> Exercise prompt
In full and without alteration, give the listing again.

# start of Data supplied

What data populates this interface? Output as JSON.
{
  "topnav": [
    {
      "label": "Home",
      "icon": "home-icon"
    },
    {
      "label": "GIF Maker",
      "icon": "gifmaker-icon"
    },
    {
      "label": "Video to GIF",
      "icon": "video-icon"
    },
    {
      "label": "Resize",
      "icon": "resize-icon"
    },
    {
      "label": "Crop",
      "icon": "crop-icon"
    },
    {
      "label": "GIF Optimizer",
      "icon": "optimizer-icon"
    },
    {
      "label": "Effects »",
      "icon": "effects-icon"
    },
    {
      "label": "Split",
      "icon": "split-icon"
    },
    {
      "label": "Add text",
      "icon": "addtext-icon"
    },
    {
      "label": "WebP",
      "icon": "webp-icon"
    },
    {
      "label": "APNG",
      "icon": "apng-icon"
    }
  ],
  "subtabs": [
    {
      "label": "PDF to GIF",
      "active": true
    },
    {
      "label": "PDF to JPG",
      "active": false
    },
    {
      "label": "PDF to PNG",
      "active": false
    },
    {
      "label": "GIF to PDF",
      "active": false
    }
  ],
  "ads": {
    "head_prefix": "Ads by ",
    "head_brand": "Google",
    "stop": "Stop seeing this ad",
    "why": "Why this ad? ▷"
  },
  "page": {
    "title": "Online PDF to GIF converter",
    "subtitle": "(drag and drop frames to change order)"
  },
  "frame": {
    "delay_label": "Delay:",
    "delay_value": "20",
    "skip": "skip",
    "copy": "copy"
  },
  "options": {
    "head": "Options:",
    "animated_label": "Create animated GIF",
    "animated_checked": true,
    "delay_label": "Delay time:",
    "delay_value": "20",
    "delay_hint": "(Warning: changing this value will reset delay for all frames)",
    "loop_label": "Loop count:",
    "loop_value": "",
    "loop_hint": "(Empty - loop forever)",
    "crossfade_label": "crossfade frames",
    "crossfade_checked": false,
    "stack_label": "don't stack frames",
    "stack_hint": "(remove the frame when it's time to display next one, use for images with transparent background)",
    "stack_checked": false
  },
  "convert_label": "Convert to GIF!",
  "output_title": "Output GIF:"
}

# end of Data supplied

> Solved problem
What data populates this interface? Output as JSON.
{
  "topnav": [
    {
      "label": "Home",
      "icon": "home-icon"
    },
    {
      "label": "GIF Maker",
      "icon": "gifmaker-icon"
    },
    {
      "label": "Video to GIF",
      "icon": "video-icon"
    },
    {
      "label": "Resize",
      "icon": "resize-icon"
    },
    {
      "label": "Crop",
      "icon": "crop-icon"
    },
    {
      "label": "GIF Optimizer",
      "icon": "optimizer-icon"
    },
    {
      "label": "Effects »",
      "icon": "effects-icon"
    },
    {
      "label": "Split",
      "icon": "split-icon"
    },
    {
      "label": "Add text",
      "icon": "addtext-icon"
    },
    {
      "label": "WebP",
      "icon": "webp-icon"
    },
    {
      "label": "APNG",
      "icon": "apng-icon"
    }
  ],
  "subtabs": [
    {
      "label": "PDF to GIF",
      "active": true
    },
    {
      "label": "PDF to JPG",
      "active": false
    },
    {
      "label": "PDF to PNG",
      "active": false
    },
    {
      "label": "GIF to PDF",
      "active": false
    }
  ],
  "ads": {
    "head_prefix": "Ads by ",
    "head_brand": "Google",
    "stop": "Stop seeing this ad",
    "why": "Why this ad? ▷"
  },
  "page": {
    "title": "Online PDF to GIF converter",
    "subtitle": "(drag and drop frames to change order)"
  },
  "frame": {
    "delay_label": "Delay:",
    "delay_value": "20",
    "skip": "skip",
    "copy": "copy"
  },
  "options": {
    "head": "Options:",
    "animated_label": "Create animated GIF",
    "animated_checked": true,
    "delay_label": "Delay time:",
    "delay_value": "20",
    "delay_hint": "(Warning: changing this value will reset delay for all frames)",
    "loop_label": "Loop count:",
    "loop_value": "",
    "loop_hint": "(Empty - loop forever)",
    "crossfade_label": "crossfade frames",
    "crossfade_checked": false,
    "stack_label": "don't stack frames",
    "stack_hint": "(remove the frame when it's time to display next one, use for images with transparent background)",
    "stack_checked": false
  },
  "convert_label": "Convert to GIF!",
  "output_title": "Output GIF:"
}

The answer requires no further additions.